**Job 1**
List the example subsequences of "Hello, world" that the dynamic programming exercises below give.
═════ Document excerpt
If the function is memoized, then it can be evaluated in Θ(n²) time, since it needs only to evaluate f(i, j) once for every i between 0 and n and every j between m and m + n - i.

B level

Let G be a directed graph with vertices 1, 2, ... n and with positive edge weights. For any vertices x, m, y, let d(x,m,y) be the weight of the shortest path from x to y that does not pass through any vertex greater than or equal to m. Write a dynamic programming recurrence for d(x,m,y).
Answers
- d(x,0,y) = the weight of the edge (x,y) if it belongs to G, ∞ otherwise
- d(x,m,y) = min (d(x,m-1,y), d(x,m-1,m) + d(m,m-1,y))
For the base case: the only paths that do not pass through a vertex greater than or equal to zero (that is, any vertex at all) are those consisting of a single edge. For the recursive case: the shortest path from x to y that does not pass through any vertex greater than m must pass through m either 0 times (in which case d(x,m,y) = d(x,m-1,y)) or 1 time (in which case the shortest path consist of a shortest path from x to m followed by a shortest path from m to y, which has weight d(x,m-1,m) + d(m,m-1,y)).
This recurrence corresponds to the Floyd-Warshall all-pairs shortest path algorithm.

A level

A subsequence of a string a = a₀a₁...a_n is a string of the form a = a_i₁a_i₂...a_{i_m} where 0 <= i₁ < i₂ ... < i_m < n. That is, a subsequence consists of characters that belong to the original string, in the same order that they are in the original string. For example, subsequences of "Hello, world" include "Hello", "Held", "lord", ...
The longest common subsequence of a pair of strings a and b is a string that is a subsequence of both a and b, and which has maximal length among all common subsequences of a and b. Develop an efficient algorithm for computing the length of the longest common subsequence of two strings. The time complexity must not exceed O(nm) where m and n are the lengths of the a and b.
══════════
═════ Records to use
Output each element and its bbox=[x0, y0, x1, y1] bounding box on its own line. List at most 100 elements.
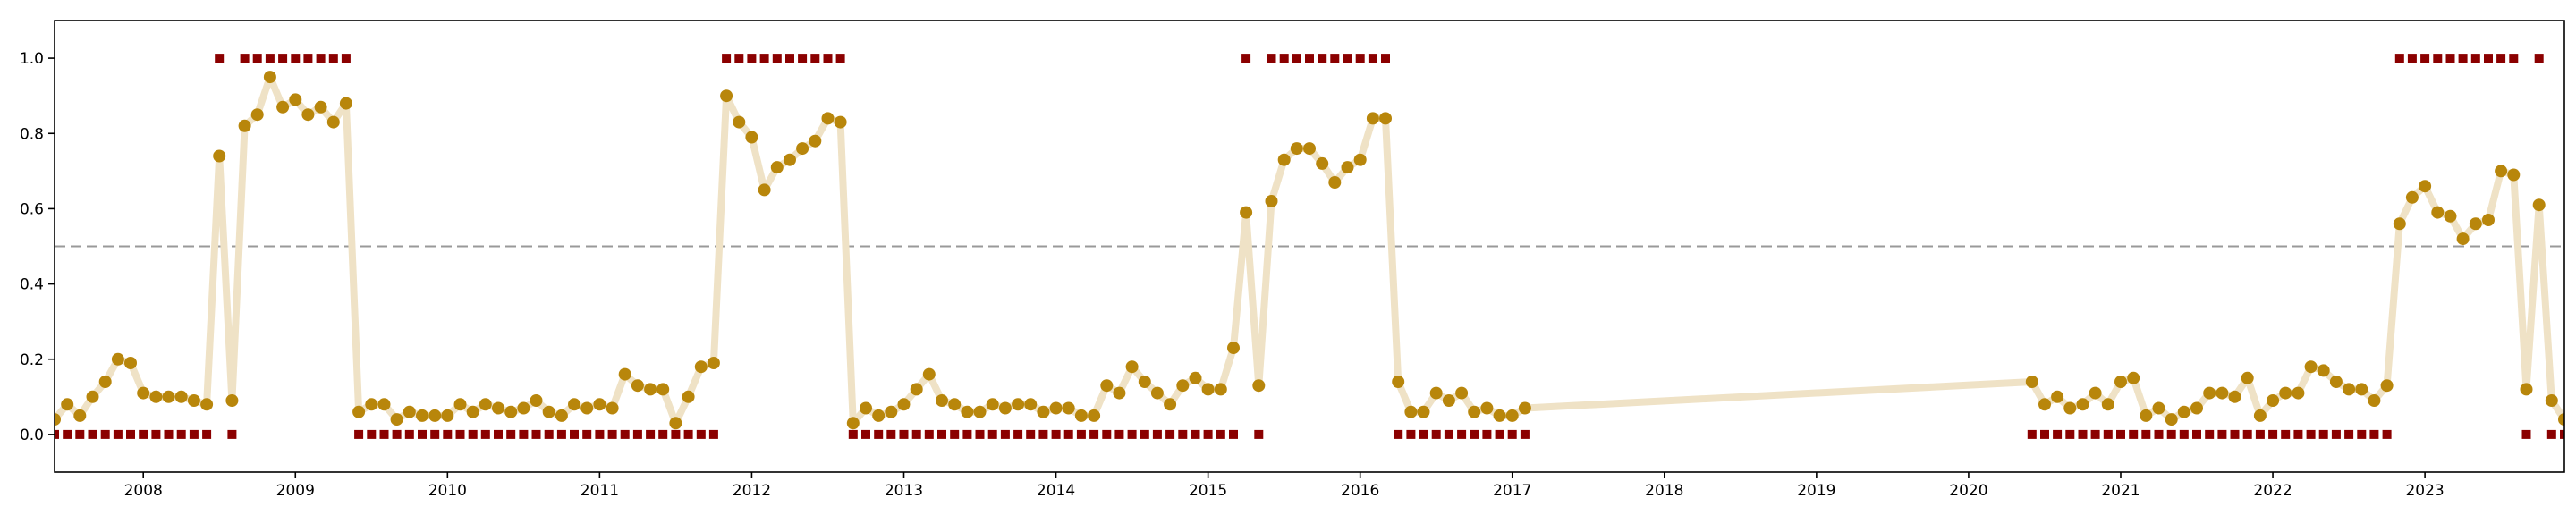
probability-point bbox=[2292, 386, 2305, 400]
probability-point bbox=[466, 405, 479, 418]
state-marker bbox=[139, 429, 148, 439]
probability-point bbox=[2216, 386, 2229, 400]
probability-point bbox=[1252, 379, 1266, 393]
state-marker bbox=[798, 54, 808, 63]
plot-area bbox=[55, 54, 2564, 439]
x-axis: 2008 2009 2010 2011 2012 2013 2014 2015 2016 2017… bbox=[124, 472, 2445, 500]
probability-point bbox=[1100, 379, 1114, 393]
state-marker bbox=[722, 54, 732, 63]
probability-point bbox=[162, 390, 175, 403]
state-marker bbox=[2065, 429, 2075, 439]
probability-point bbox=[2063, 401, 2077, 415]
probability-point bbox=[238, 119, 251, 132]
probability-point bbox=[1088, 409, 1101, 422]
state-marker bbox=[2179, 429, 2189, 439]
x-tick-label: 2012 bbox=[733, 482, 771, 500]
probability-point bbox=[2329, 376, 2343, 388]
state-marker bbox=[899, 429, 909, 439]
probability-point bbox=[1468, 405, 1481, 418]
y-axis: 0.0 0.2 0.4 0.6 0.8 1.0 bbox=[20, 50, 55, 444]
probability-series-line bbox=[55, 73, 2564, 427]
state-marker bbox=[1178, 429, 1188, 439]
state-marker bbox=[2484, 54, 2493, 63]
state-marker bbox=[2217, 429, 2227, 439]
state-marker bbox=[303, 54, 313, 63]
state-marker bbox=[100, 429, 110, 439]
state-marker bbox=[924, 429, 934, 439]
state-marker bbox=[480, 429, 490, 439]
x-tick-label: 2008 bbox=[124, 482, 163, 500]
state-marker bbox=[455, 429, 465, 439]
probability-point bbox=[402, 405, 416, 418]
probability-point bbox=[1189, 371, 1202, 384]
probability-point bbox=[2507, 168, 2521, 182]
state-marker bbox=[2433, 54, 2443, 63]
y-tick-label: 0.6 bbox=[20, 200, 44, 218]
probability-point bbox=[2267, 394, 2280, 407]
state-marker bbox=[785, 54, 794, 63]
state-marker bbox=[1241, 54, 1251, 63]
probability-point bbox=[2558, 413, 2564, 426]
probability-point bbox=[860, 401, 872, 415]
state-marker bbox=[1038, 429, 1048, 439]
probability-point bbox=[682, 390, 695, 403]
probability-point bbox=[784, 153, 796, 166]
state-marker bbox=[328, 54, 338, 63]
x-tick-label: 2014 bbox=[1037, 482, 1075, 500]
state-marker bbox=[1394, 429, 1403, 439]
probability-point bbox=[86, 390, 99, 403]
state-marker bbox=[646, 429, 656, 439]
probability-point bbox=[948, 398, 962, 411]
probability-point bbox=[2279, 386, 2292, 400]
probability-point bbox=[2482, 214, 2495, 226]
state-marker bbox=[1000, 429, 1010, 439]
state-marker bbox=[886, 429, 896, 439]
probability-point bbox=[936, 394, 948, 407]
state-marker bbox=[2445, 54, 2455, 63]
state-marker bbox=[556, 429, 566, 439]
probability-point bbox=[1442, 394, 1455, 407]
probability-point bbox=[834, 115, 847, 129]
state-marker bbox=[55, 429, 59, 439]
state-marker bbox=[2078, 429, 2088, 439]
probability-point bbox=[2419, 180, 2432, 193]
state-marker bbox=[734, 54, 744, 63]
probability-point bbox=[2127, 371, 2140, 384]
state-marker bbox=[658, 429, 668, 439]
state-marker bbox=[1127, 429, 1137, 439]
state-marker bbox=[341, 54, 351, 63]
probability-point bbox=[669, 417, 682, 430]
probability-point bbox=[1265, 195, 1278, 207]
state-marker bbox=[582, 429, 592, 439]
state-marker bbox=[1482, 429, 1492, 439]
state-marker bbox=[683, 429, 693, 439]
probability-point bbox=[492, 401, 504, 415]
probability-point bbox=[2368, 394, 2381, 407]
state-marker bbox=[987, 429, 997, 439]
probability-point bbox=[2051, 390, 2064, 403]
probability-point bbox=[796, 142, 809, 156]
state-marker bbox=[126, 429, 135, 439]
state-marker bbox=[291, 54, 301, 63]
state-marker bbox=[430, 429, 440, 439]
probability-point bbox=[2165, 413, 2178, 426]
probability-point bbox=[2241, 371, 2254, 384]
probability-point bbox=[1353, 153, 1367, 166]
state-marker bbox=[950, 429, 960, 439]
probability-point bbox=[973, 405, 987, 418]
state-marker bbox=[240, 54, 250, 63]
probability-point bbox=[263, 71, 276, 84]
state-marker bbox=[1292, 54, 1301, 63]
probability-point bbox=[530, 394, 543, 407]
probability-point bbox=[593, 398, 606, 411]
probability-point bbox=[720, 89, 733, 103]
state-marker bbox=[2141, 429, 2151, 439]
state-marker bbox=[2255, 429, 2265, 439]
y-tick-label: 0.2 bbox=[20, 351, 44, 369]
probability-point bbox=[1290, 142, 1303, 156]
probability-point bbox=[1429, 386, 1443, 400]
state-marker bbox=[151, 429, 161, 439]
probability-point bbox=[174, 390, 188, 403]
probability-point bbox=[2520, 383, 2533, 396]
probability-point bbox=[2253, 409, 2267, 422]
══════════
**Job 2**
Format the records from the line with "probability-point bbox=[2292, 386, 2305, 400]" up to and including the line with "state-marker bbox=[886, 429, 896, 439]" as a Markdown table with columns Row and Entry, numbering each line and leaving out blank ones.

**Output 1**
"Hello", "Held", "lord"

**Output 2**
| Row | Entry |
|---|---|
| 1 | probability-point bbox=[2292, 386, 2305, 400] |
| 2 | probability-point bbox=[466, 405, 479, 418] |
| 3 | state-marker bbox=[139, 429, 148, 439] |
| 4 | probability-point bbox=[2216, 386, 2229, 400] |
| 5 | probability-point bbox=[1252, 379, 1266, 393] |
| 6 | state-marker bbox=[798, 54, 808, 63] |
| 7 | plot-area bbox=[55, 54, 2564, 439] |
| 8 | x-axis: 2008 2009 2010 2011 2012 2013 2014 2015 2016 2017… bbox=[124, 472, 2445, 500] |
| 9 | probability-point bbox=[1100, 379, 1114, 393] |
| 10 | state-marker bbox=[722, 54, 732, 63] |
| 11 | probability-point bbox=[162, 390, 175, 403] |
| 12 | state-marker bbox=[2065, 429, 2075, 439] |
| 13 | probability-point bbox=[2063, 401, 2077, 415] |
| 14 | probability-point bbox=[238, 119, 251, 132] |
| 15 | probability-point bbox=[1088, 409, 1101, 422] |
| 16 | state-marker bbox=[2179, 429, 2189, 439] |
| 17 | x-tick-label: 2012 bbox=[733, 482, 771, 500] |
| 18 | probability-point bbox=[2329, 376, 2343, 388] |
| 19 | state-marker bbox=[899, 429, 909, 439] |
| 20 | probability-point bbox=[1468, 405, 1481, 418] |
| 21 | y-axis: 0.0 0.2 0.4 0.6 0.8 1.0 bbox=[20, 50, 55, 444] |
| 22 | probability-series-line bbox=[55, 73, 2564, 427] |
| 23 | state-marker bbox=[1178, 429, 1188, 439] |
| 24 | state-marker bbox=[2484, 54, 2493, 63] |
| 25 | state-marker bbox=[2217, 429, 2227, 439] |
| 26 | state-marker bbox=[303, 54, 313, 63] |
| 27 | state-marker bbox=[100, 429, 110, 439] |
| 28 | state-marker bbox=[924, 429, 934, 439] |
| 29 | state-marker bbox=[480, 429, 490, 439] |
| 30 | x-tick-label: 2008 bbox=[124, 482, 163, 500] |
| 31 | state-marker bbox=[455, 429, 465, 439] |
| 32 | probability-point bbox=[402, 405, 416, 418] |
| 33 | probability-point bbox=[1189, 371, 1202, 384] |
| 34 | probability-point bbox=[2507, 168, 2521, 182] |
| 35 | state-marker bbox=[2433, 54, 2443, 63] |
| 36 | y-tick-label: 0.6 bbox=[20, 200, 44, 218] |
| 37 | probability-point bbox=[2267, 394, 2280, 407] |
| 38 | state-marker bbox=[785, 54, 794, 63] |
| 39 | state-marker bbox=[1241, 54, 1251, 63] |
| 40 | probability-point bbox=[2558, 413, 2564, 426] |
| 41 | probability-point bbox=[860, 401, 872, 415] |
| 42 | state-marker bbox=[1038, 429, 1048, 439] |
| 43 | probability-point bbox=[682, 390, 695, 403] |
| 44 | probability-point bbox=[784, 153, 796, 166] |
| 45 | state-marker bbox=[328, 54, 338, 63] |
| 46 | x-tick-label: 2014 bbox=[1037, 482, 1075, 500] |
| 47 | state-marker bbox=[1394, 429, 1403, 439] |
| 48 | probability-point bbox=[86, 390, 99, 403] |
| 49 | state-marker bbox=[646, 429, 656, 439] |
| 50 | probability-point bbox=[948, 398, 962, 411] |
| 51 | probability-point bbox=[2279, 386, 2292, 400] |
| 52 | probability-point bbox=[2482, 214, 2495, 226] |
| 53 | state-marker bbox=[1000, 429, 1010, 439] |
| 54 | state-marker bbox=[886, 429, 896, 439] |